Data entries:
○ ○ ○ ○ ○ ○ ○

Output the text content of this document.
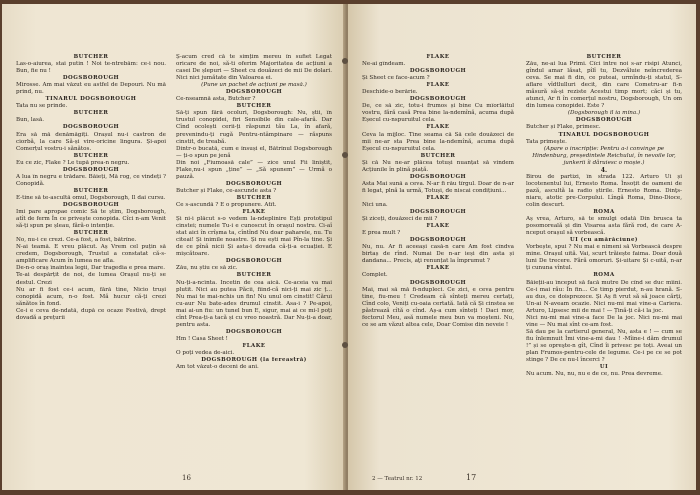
BUTCHER
Las-o-aiurea, stai putin ! Noi te-ntrebăm: ce-i nou. Bun, fie nu !
DOGSBOROUGH
Mirosse. Am mai văzut eu astfel de Depouri. Nu mă prind, nu.
TÎNĂRUL DOGSBOROUGH
Tata nu se prinde.
BUTCHER
Bun, lasă.
DOGSBOROUGH
Era să mă denămăgiți. Orașul nu-i castron de ciorbă, la care Să-și vire-oricine lingura. Și-apoi Comerțul vostru-i sănătos.
BUTCHER
Eu ce zic, Flake ? Le tupă prea-n negru.
DOGSBOROUGH
A lua în negru e trădare. Băieți, Mă rog, ce vindeți ? Conopidă.
BUTCHER
E-tine să te-ascultă omul, Dogsborough, Îl dai cursu.
DOGSBOROUGH
Îmi pare apropae comic Să te știm, Dogsborough, atît de ferm În ce privește conopida. Cîci n-am Venit să-ți spun pe șleau, fără-o intenție.
BUTCHER
No, nu-i ce crezi. Ce-a fost, a fost, bătrîne.
N-ai teamă. E vreu plăcut. Aș Vrem cel puțin să credem, Dogsborough, Trustul a constatat că-s-amplificare Acum în lumea ne afla.
De-n-o oraș înaintea legii, Dar tragedia e prea mare.
Te-ai despărțit de noi, de lumea Orașul nu-ți se destul. Crezi
Nu ar fi fost ce-i acum, fără tine, Nicio truși conopidă acum, n-o fost. Mă hucur că-ți crezi sănătos în fond.
Ce-i e ceva de-ndată, după ce ocaze Festivă, drept dovadă a prețurii
Ș-acum cred că te simțim mereu în sufiet Legat oricare de noi, să-ti oferim Majoritatea de acțiuni a casei De șlepuri — Sheet cu douăzeci de mii De dolari. Nici nici jumătate din Valoarea ei.
(Pune un pachet de acțiuni pe masă.)
DOGSBOROUGH
Ce-nseamnă asta, Butcher ?
BUTCHER
Să-ți spun fără ocoluri, Dogsborough: Nu, știi, în trustul conopidei, firi Sensibile din cale-afară. Dar Cînd ocolești cerii-ți răspunzi tău La, în afară, prevenindu-ți rugă Pentru-ntâmpinare — răspuns cinstit, de treabă.
Dintr-o bucată, cum e însuși el, Bătrînul Dogsborough — ți-o spun pe jenă
Din noi „Fiumoasă cale” — zice unul Fii liniștit, Flake,nu-i spun „ține” — „Să spunem” — Urmă o pauză.
DOGSBOROUGH
Butcher și Flake, ce-ascunde asta ?
BUTCHER
Ce s-ascundă ? E o propunere. Atît.
FLAKE
Și ni-i plăcut s-o vedem la-ndeplinire Eșți prototipul cinstei; numele Tu-i e cunoscut în orașul nostru. Ci-aî stat aici în crîșma ta, cîntînd Nu doar paharele, nu. Tu citeai! Și inimile noastre. Și nu ești mai Pîn-la tine. Și de ce pînă nicii Și asta-i dovada că-ți-a ecuației. E mișcătoare.
DOGSBOROUGH
Zău, nu știu ce să zic.
BUTCHER
Nu-ți-a-ncînta. Încetin de cea aică. Ce-aceia va mai plutit. Nici au putea Păcii, fiind-că nici-ți mai zic ț... Nu mai te mai-nchis un fin! Nu unul om cinstit! Cărui cu-aur Nu bate-ades drumul cinstit. Asa-i ? Pe-apoi, mai ai-un fiu: un tunel bun E, sigur, mai ai ce mi-l poți cînt Prea-ți-a tacă și cu vreo noastră. Dar Nu-ți-a doar, pentru asta.
DOGSBOROUGH
Hm ! Casa Sheet !
FLAKE
O poți vedea de-aici.
DOGSBOROUGH (la fereastră)
Am tot văzut-o deceni de ani.
16
FLAKE
Ne-ai gîndeam.
DOGSBOROUGH
Și Sheet ce face-acum ?
FLAKE
Deschide-o berărie.
DOGSBOROUGH
De, ce să zic, totu-i frumos și bine Cu mîorlăitul vostru, fără casă Prea bine la-ndemînă, acuma după Eșecul cu-nspuruitul cela.
FLAKE
Ceva la mijloc. Tine seama că Să cele douăzeci de mii ne-ar sta Prea bine la-ndemînă, acuma după Eșecul cu-nspuruitul cela.
BUTCHER
Și că Nu ne-ar plăcea totuși nuanțat să vindem Acțiunile în plină piață.
DOGSBOROUGH
Asta Mai sună a ceva. N-ar fi rău tîrgul. Doar de n-ar fi legat, plnă la urmă, Totuși, de niscai condițiuni...
FLAKE
Nici una.
DOGSBOROUGH
Și ziceți, douăzeci de mii ?
FLAKE
E prea mult ?
DOGSBOROUGH
Nu, nu. Ar fi aceeași casă-n care Am fost cîndva birtaș de rînd. Numai De n-ar ieși din asta și dandana... Precis, aţi renunțat la împrumut ?
FLAKE
Complet.
DOGSBOROUGH
Mai, mai să mă fi-ndupleci. Ce zici, e ceva pentru tine, fiu-meu ! Credeam că sînteți mereu certați, Cînd colo, Veniți cu-oaia certată. Iată că Și cinstea se păstrează cîtă o cînd. Aș-a cum sînteți ! Daci mor, fectorul Meu, asă numele meu bun va moșteni. Nu, ce se am văzut altea cele, Doar Comise din neveie !
BUTCHER
Zău, ne-ai lua Primi. Cîci între noi s-ar risipi Atunci, gîndul amar lăsat, pîlî tu, Dezvăluie neîncrederea ceva. Se mai fi din, ce puteai, urmîndu-ți statul, S-aflare vîdtlulluri decit, din care Cometru-ar fi-n măsură să-și reziste Acestui timp mort; căci și tu, atunci, Ar fi în comerțul nostru, Dogsborough, Un om din lumea conopidei. Este ?
(Dogsborough îl ia mîna.)
DOGSBOROUGH
Butcher și Flake, primesc.
TÎNĂRUL DOGSBOROUGH
Tata primește.
(Apare o inscripție: Pentru a-i convinge pe Hindenburg, președintele Reichului, în nevoile lor, junkerii îi dăruiesc o moșie.)
4.
Birou de partizi, în strada 122. Arturo Ui și locotenentul lui, Ernesto Roma. Însoțit de oameni de pază, ascultă la radio știrile. Ernesto Roma. Dinţs-niaru, atotic pre-Corpului. Lîngă Roma, Dino-Dioce, colin descurt.
ROMA
Aș vrea, Arturo, să te smulgi odată Din brusca ta posomoreală și din Visarea asta fără rod, de care A-nceput orașul să vorbească.
UI (cu amărăciune)
Vorbește, spui ? Nu mai e nimeni să Vorbească despre mine. Orașul uită. Vai, scurt trăiește faima. Doar două luni De trecere. Fără omoruri. Și-uitare Și c-uită, n-ar ți cununa vîntul.
ROMA
Băieții-au început să facă mutre De cînd se duc mîini. Ce-i mai rău: În fin... Ce timp pierdut, n-au hrană. S-au dus, ce doisprezece. Și Aș fi vrut să să joace cărți, Un-ai N-aveam ocazie. Nici nu-mi mai vine-a Cariera. Arturo, Lipsesc mii de mai ! — Țină-ți că-i la joc.
Nici nu-mi mai vine-a face De la joc. Nici nu-mi mai vine — Nu mai sînt ce-am fost.
Să dau pe la cartierul general, Nu, asta e ! — cum se fiu înlemnuit Îmi vine-a-mi dau ! -Mîine-i dăm drumul !” și se opreşte-n gît, Cînd îi privesc pe toți. Aveai un plan Frumos-pentru-cele de legume. Ce-i pe ce se pot stinge ? De ce nu-l încerci ?
UI
Nu acum. Nu, nu, nu e de ce, nu. Prea devreme.
2 — Teatrul nr. 12	17
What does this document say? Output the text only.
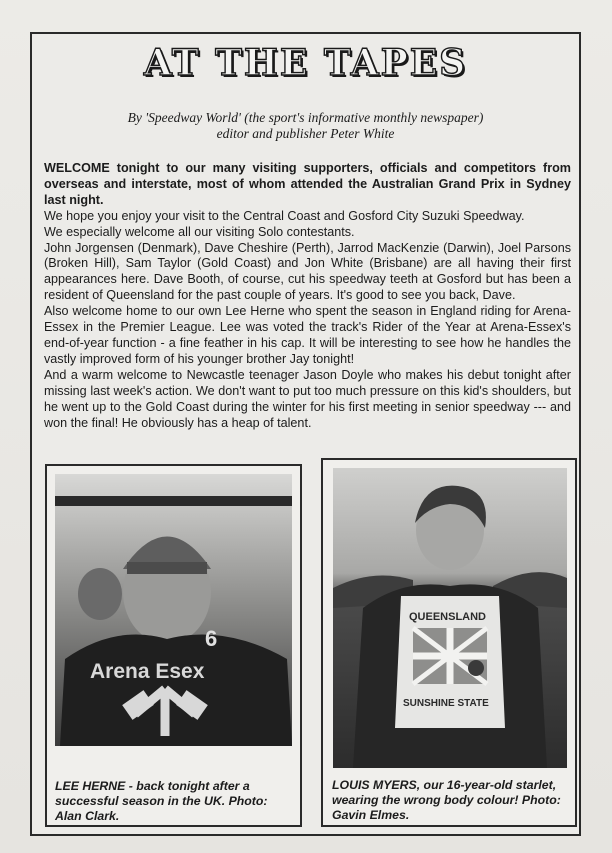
AT THE TAPES
By 'Speedway World' (the sport's informative monthly newspaper)
editor and publisher Peter White

WELCOME tonight to our many visiting supporters, officials and competitors from overseas and interstate, most of whom attended the Australian Grand Prix in Sydney last night.

We hope you enjoy your visit to the Central Coast and Gosford City Suzuki Speedway.

We especially welcome all our visiting Solo contestants.

John Jorgensen (Denmark), Dave Cheshire (Perth), Jarrod MacKenzie (Darwin), Joel Parsons (Broken Hill), Sam Taylor (Gold Coast) and Jon White (Brisbane) are all having their first appearances here. Dave Booth, of course, cut his speedway teeth at Gosford but has been a resident of Queensland for the past couple of years. It's good to see you back, Dave.

Also welcome home to our own Lee Herne who spent the season in England riding for Arena-Essex in the Premier League. Lee was voted the track's Rider of the Year at Arena-Essex's end-of-year function - a fine feather in his cap. It will be interesting to see how he handles the vastly improved form of his younger brother Jay tonight!

And a warm welcome to Newcastle teenager Jason Doyle who makes his debut tonight after missing last week's action. We don't want to put too much pressure on this kid's shoulders, but he went up to the Gold Coast during the winter for his first meeting in senior speedway --- and won the final! He obviously has a heap of talent.

Arena Esex
6
LEE HERNE - back tonight after a successful season in the UK. Photo: Alan Clark.
QUEENSLAND
SUNSHINE STATE
LOUIS MYERS, our 16-year-old starlet, wearing the wrong body colour! Photo: Gavin Elmes.
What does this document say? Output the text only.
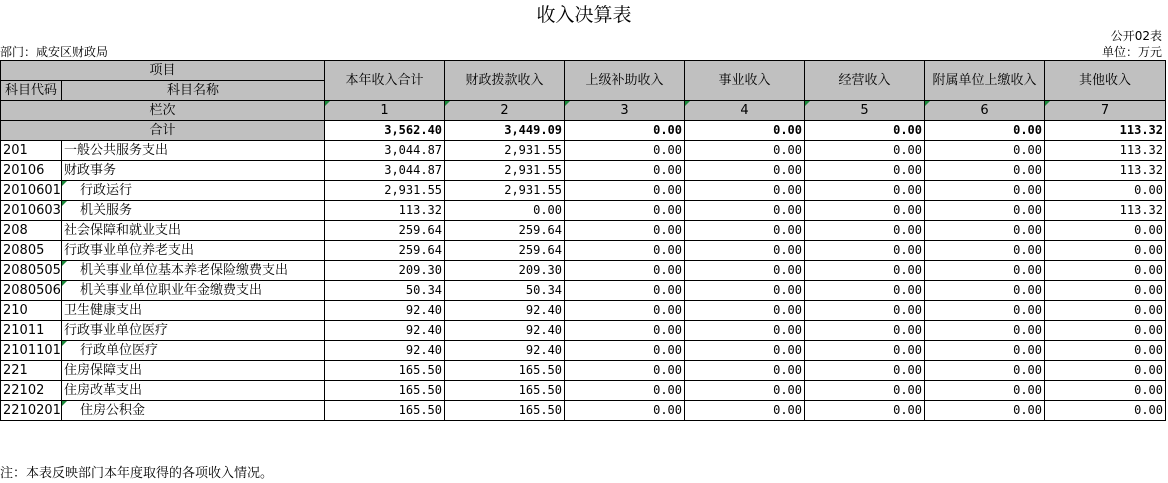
收入决算表
公开02表
部门：咸安区财政局	单位：万元
项目		本年收入合计	财政拨款收入	上级补助收入	事业收入	经营收入	附属单位上缴收入	其他收入
科目代码	科目名称							

栏次		1	2	3	4	5	6	7
合计		3,562.40	3,449.09	0.00	0.00	0.00	0.00	113.32
201	一般公共服务支出	3,044.87	2,931.55	0.00	0.00	0.00	0.00	113.32
20106	财政事务	3,044.87	2,931.55	0.00	0.00	0.00	0.00	113.32
2010601	行政运行	2,931.55	2,931.55	0.00	0.00	0.00	0.00	0.00
2010603	机关服务	113.32	0.00	0.00	0.00	0.00	0.00	113.32
208	社会保障和就业支出	259.64	259.64	0.00	0.00	0.00	0.00	0.00
20805	行政事业单位养老支出	259.64	259.64	0.00	0.00	0.00	0.00	0.00
2080505	机关事业单位基本养老保险缴费支出	209.30	209.30	0.00	0.00	0.00	0.00	0.00
2080506	机关事业单位职业年金缴费支出	50.34	50.34	0.00	0.00	0.00	0.00	0.00
210	卫生健康支出	92.40	92.40	0.00	0.00	0.00	0.00	0.00
21011	行政事业单位医疗	92.40	92.40	0.00	0.00	0.00	0.00	0.00
2101101	行政单位医疗	92.40	92.40	0.00	0.00	0.00	0.00	0.00
221	住房保障支出	165.50	165.50	0.00	0.00	0.00	0.00	0.00
22102	住房改革支出	165.50	165.50	0.00	0.00	0.00	0.00	0.00
2210201	住房公积金	165.50	165.50	0.00	0.00	0.00	0.00	0.00
注：本表反映部门本年度取得的各项收入情况。
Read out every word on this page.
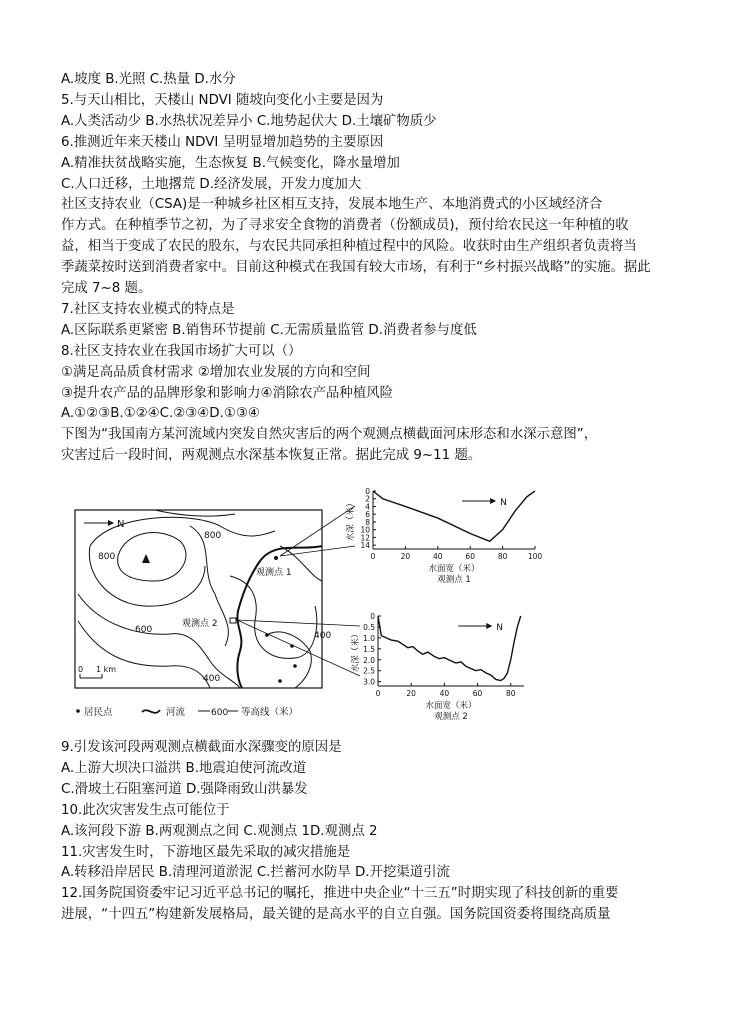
A.坡度 B.光照 C.热量 D.水分
5.与天山相比，天楼山 NDVI 随坡向变化小主要是因为
A.人类活动少 B.水热状况差异小 C.地势起伏大 D.土壤矿物质少
6.推测近年来天楼山 NDVI 呈明显增加趋势的主要原因
A.精准扶贫战略实施，生态恢复 B.气候变化，降水量增加
C.人口迁移，土地撂荒 D.经济发展，开发力度加大
社区支持农业（CSA)是一种城乡社区相互支持，发展本地生产、本地消费式的小区域经济合
作方式。在种植季节之初，为了寻求安全食物的消费者（份额成员)，预付给农民这一年种植的收
益，相当于变成了农民的股东，与农民共同承担种植过程中的风险。收获时由生产组织者负责将当
季蔬菜按时送到消费者家中。目前这种模式在我国有较大市场，有利于“乡村振兴战略”的实施。据此
完成 7~8 题。
7.社区支持农业模式的特点是
A.区际联系更紧密 B.销售环节提前 C.无需质量监管 D.消费者参与度低
8.社区支持农业在我国市场扩大可以（）
①满足高品质食材需求 ②增加农业发展的方向和空间
③提升农产品的品牌形象和影响力④消除农产品种植风险
A.①②③B.①②④C.②③④D.①③④
下图为“我国南方某河流域内突发自然灾害后的两个观测点横截面河床形态和水深示意图”，
灾害过后一段时间，两观测点水深基本恢复正常。据此完成 9~11 题。
N
800
800
600
400
400
观测点 1
观测点 2
0 1 km
居民点	河流	600 等高线（米）
0
2
4
6
8
10
12
14
0	20	40	60	80	100
N
水深（米）
水面宽（米）
观测点 1
0
0.5
1.0
1.5
2.0
2.5
3.0
0	20	40	60	80
N
水深（米）
水面宽（米）
观测点 2
9.引发该河段两观测点横截面水深骤变的原因是
A.上游大坝决口溢洪 B.地震迫使河流改道
C.滑坡土石阻塞河道 D.强降雨致山洪暴发
10.此次灾害发生点可能位于
A.该河段下游 B.两观测点之间 C.观测点 1D.观测点 2
11.灾害发生时，下游地区最先采取的减灾措施是
A.转移沿岸居民 B.清理河道淤泥 C.拦蓄河水防旱 D.开挖渠道引流
12.国务院国资委牢记习近平总书记的嘱托，推进中央企业“十三五”时期实现了科技创新的重要
进展，“十四五”构建新发展格局，最关键的是高水平的自立自强。国务院国资委将围绕高质量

○ ○ ○ ○ ○ ○ ○

The request: Pick out and copy the lines of the material that include the word "NDVI".

Exercise solution:
5.与天山相比，天楼山 NDVI 随坡向变化小主要是因为
6.推测近年来天楼山 NDVI 呈明显增加趋势的主要原因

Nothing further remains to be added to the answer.